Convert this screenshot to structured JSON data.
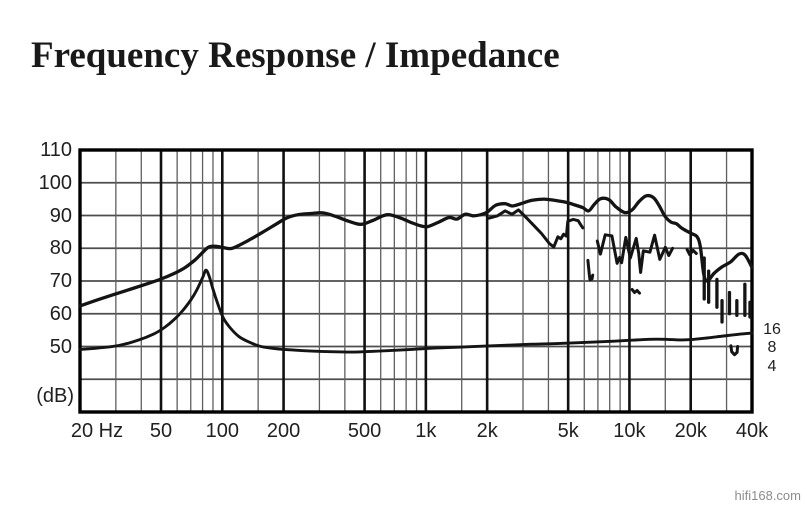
{
  "title": "Frequency Response / Impedance",
  "watermark": "hifi168.com",
  "chart_data": {
    "type": "line",
    "title": "Frequency Response / Impedance",
    "x_axis": {
      "scale": "log",
      "unit": "Hz",
      "min": 20,
      "max": 40000,
      "major_ticks": [
        {
          "value": 20,
          "label": "20 Hz"
        },
        {
          "value": 50,
          "label": "50"
        },
        {
          "value": 100,
          "label": "100"
        },
        {
          "value": 200,
          "label": "200"
        },
        {
          "value": 500,
          "label": "500"
        },
        {
          "value": 1000,
          "label": "1k"
        },
        {
          "value": 2000,
          "label": "2k"
        },
        {
          "value": 5000,
          "label": "5k"
        },
        {
          "value": 10000,
          "label": "10k"
        },
        {
          "value": 20000,
          "label": "20k"
        },
        {
          "value": 40000,
          "label": "40k"
        }
      ],
      "minor_gridlines": [
        30,
        40,
        60,
        70,
        80,
        90,
        150,
        300,
        400,
        600,
        700,
        800,
        900,
        1500,
        3000,
        4000,
        6000,
        7000,
        8000,
        9000,
        15000,
        30000
      ]
    },
    "y_axis": {
      "label": "(dB)",
      "min": 30,
      "max": 110,
      "gridline_step": 10,
      "labeled_ticks": [
        110,
        100,
        90,
        80,
        70,
        60,
        50
      ]
    },
    "y2_axis": {
      "unit": "ohms",
      "ticks": [
        {
          "label": "16",
          "db_equiv": 55.0
        },
        {
          "label": "8",
          "db_equiv": 49.4
        },
        {
          "label": "4",
          "db_equiv": 43.8
        }
      ]
    },
    "series": [
      {
        "name": "frequency_response",
        "style": "smooth",
        "points": [
          [
            20,
            62.4
          ],
          [
            24,
            64.1
          ],
          [
            29,
            65.8
          ],
          [
            35,
            67.4
          ],
          [
            42,
            69.0
          ],
          [
            50,
            70.6
          ],
          [
            58,
            72.3
          ],
          [
            66,
            74.2
          ],
          [
            74,
            76.6
          ],
          [
            80,
            78.7
          ],
          [
            86,
            80.4
          ],
          [
            93,
            80.6
          ],
          [
            101,
            80.2
          ],
          [
            110,
            79.9
          ],
          [
            120,
            80.8
          ],
          [
            138,
            82.8
          ],
          [
            158,
            84.9
          ],
          [
            182,
            87.2
          ],
          [
            208,
            89.3
          ],
          [
            238,
            90.3
          ],
          [
            272,
            90.6
          ],
          [
            312,
            90.8
          ],
          [
            358,
            89.8
          ],
          [
            420,
            88.2
          ],
          [
            480,
            87.3
          ],
          [
            545,
            88.4
          ],
          [
            615,
            89.9
          ],
          [
            665,
            90.2
          ],
          [
            760,
            89.1
          ],
          [
            860,
            87.7
          ],
          [
            950,
            86.8
          ],
          [
            1020,
            86.6
          ],
          [
            1150,
            87.9
          ],
          [
            1300,
            89.4
          ],
          [
            1420,
            88.9
          ],
          [
            1560,
            90.4
          ],
          [
            1700,
            89.9
          ],
          [
            1850,
            90.2
          ],
          [
            2000,
            91.0
          ],
          [
            2200,
            93.1
          ],
          [
            2450,
            93.6
          ],
          [
            2650,
            92.9
          ],
          [
            2900,
            93.5
          ],
          [
            3300,
            94.6
          ],
          [
            3800,
            95.0
          ],
          [
            4300,
            94.6
          ],
          [
            4900,
            94.0
          ],
          [
            5400,
            93.2
          ],
          [
            5900,
            92.4
          ],
          [
            6300,
            91.4
          ],
          [
            6700,
            93.3
          ],
          [
            7200,
            95.1
          ],
          [
            7900,
            94.9
          ],
          [
            8600,
            92.6
          ],
          [
            9500,
            90.9
          ],
          [
            10300,
            91.7
          ],
          [
            11200,
            94.4
          ],
          [
            12100,
            96.0
          ],
          [
            13100,
            95.5
          ],
          [
            14000,
            93.0
          ],
          [
            15000,
            89.6
          ],
          [
            16000,
            88.0
          ],
          [
            17000,
            87.5
          ],
          [
            18000,
            86.2
          ],
          [
            19200,
            85.2
          ],
          [
            20500,
            84.3
          ],
          [
            21500,
            83.5
          ],
          [
            22300,
            80.5
          ],
          [
            23200,
            72.0
          ],
          [
            24200,
            70.0
          ],
          [
            26000,
            72.3
          ],
          [
            28500,
            74.3
          ],
          [
            31500,
            75.9
          ],
          [
            34500,
            78.2
          ],
          [
            37000,
            77.9
          ],
          [
            40000,
            74.1
          ]
        ]
      },
      {
        "name": "response_secondary",
        "style": "jagged",
        "segments": [
          [
            [
              2050,
              89.2
            ],
            [
              2250,
              89.9
            ],
            [
              2450,
              91.4
            ],
            [
              2650,
              90.4
            ],
            [
              2850,
              91.7
            ],
            [
              3050,
              89.9
            ],
            [
              3350,
              87.3
            ],
            [
              3700,
              84.5
            ],
            [
              4050,
              81.4
            ],
            [
              4250,
              80.4
            ],
            [
              4450,
              83.5
            ],
            [
              4600,
              82.9
            ],
            [
              4750,
              84.3
            ],
            [
              4900,
              83.7
            ],
            [
              4980,
              88.2
            ],
            [
              5300,
              88.8
            ],
            [
              5600,
              88.4
            ],
            [
              5800,
              86.9
            ],
            [
              5900,
              86.2
            ]
          ],
          [
            [
              6250,
              76.3
            ],
            [
              6350,
              72.0
            ],
            [
              6400,
              70.4
            ],
            [
              6550,
              70.6
            ],
            [
              6600,
              71.8
            ]
          ],
          [
            [
              6950,
              82.2
            ],
            [
              7200,
              78.2
            ],
            [
              7600,
              84.1
            ],
            [
              8200,
              83.8
            ],
            [
              8700,
              75.4
            ],
            [
              8950,
              77.2
            ],
            [
              9150,
              75.6
            ],
            [
              9600,
              83.3
            ],
            [
              10100,
              77.0
            ],
            [
              10800,
              83.0
            ],
            [
              11100,
              78.5
            ],
            [
              11350,
              72.6
            ],
            [
              11700,
              79.2
            ],
            [
              12600,
              78.8
            ],
            [
              13300,
              84.0
            ],
            [
              14100,
              76.6
            ],
            [
              15000,
              80.3
            ],
            [
              15600,
              77.8
            ],
            [
              16300,
              80.0
            ]
          ],
          [
            [
              19200,
              79.6
            ],
            [
              19800,
              78.0
            ],
            [
              20500,
              79.4
            ],
            [
              21300,
              78.4
            ]
          ],
          [
            [
              10300,
              67.4
            ],
            [
              10600,
              66.5
            ],
            [
              10900,
              67.1
            ],
            [
              11200,
              66.3
            ]
          ],
          [
            [
              31500,
              50.2
            ],
            [
              31800,
              48.4
            ],
            [
              32800,
              47.5
            ],
            [
              33800,
              48.2
            ],
            [
              34000,
              50.0
            ]
          ]
        ]
      },
      {
        "name": "response_dropout_dashes",
        "style": "dashes",
        "dashes": [
          [
            23300,
            77.0,
            64.5
          ],
          [
            24500,
            73.0,
            63.5
          ],
          [
            26900,
            70.5,
            62.0
          ],
          [
            28500,
            64.0,
            57.5
          ],
          [
            31000,
            66.5,
            60.0
          ],
          [
            33700,
            64.0,
            59.5
          ],
          [
            36900,
            69.0,
            59.5
          ],
          [
            39100,
            63.5,
            59.0
          ]
        ]
      },
      {
        "name": "impedance",
        "style": "smooth",
        "points": [
          [
            20,
            49.1
          ],
          [
            25,
            49.6
          ],
          [
            31,
            50.3
          ],
          [
            39,
            52.0
          ],
          [
            46,
            53.8
          ],
          [
            52,
            55.8
          ],
          [
            58,
            58.2
          ],
          [
            64,
            61.0
          ],
          [
            70,
            64.2
          ],
          [
            75,
            67.3
          ],
          [
            80,
            71.0
          ],
          [
            83,
            73.3
          ],
          [
            86,
            71.6
          ],
          [
            90,
            67.5
          ],
          [
            95,
            63.0
          ],
          [
            101,
            58.8
          ],
          [
            109,
            55.8
          ],
          [
            121,
            53.0
          ],
          [
            135,
            51.4
          ],
          [
            155,
            50.0
          ],
          [
            185,
            49.3
          ],
          [
            225,
            48.9
          ],
          [
            275,
            48.6
          ],
          [
            340,
            48.4
          ],
          [
            430,
            48.3
          ],
          [
            540,
            48.5
          ],
          [
            680,
            48.8
          ],
          [
            850,
            49.1
          ],
          [
            1100,
            49.5
          ],
          [
            1450,
            49.8
          ],
          [
            1900,
            50.1
          ],
          [
            2500,
            50.4
          ],
          [
            3300,
            50.7
          ],
          [
            4400,
            50.9
          ],
          [
            5800,
            51.2
          ],
          [
            7600,
            51.5
          ],
          [
            10000,
            51.9
          ],
          [
            12500,
            52.2
          ],
          [
            15000,
            52.2
          ],
          [
            17500,
            52.0
          ],
          [
            20000,
            52.1
          ],
          [
            24000,
            52.6
          ],
          [
            29000,
            53.2
          ],
          [
            34000,
            53.7
          ],
          [
            40000,
            54.1
          ]
        ]
      }
    ]
  }
}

WRITTEN REQUEST
Gather every line from the listing above in which the word "style" appears.

CORRECT ANSWER
        "style": "smooth",
        "style": "jagged",
        "style": "dashes",
        "style": "smooth",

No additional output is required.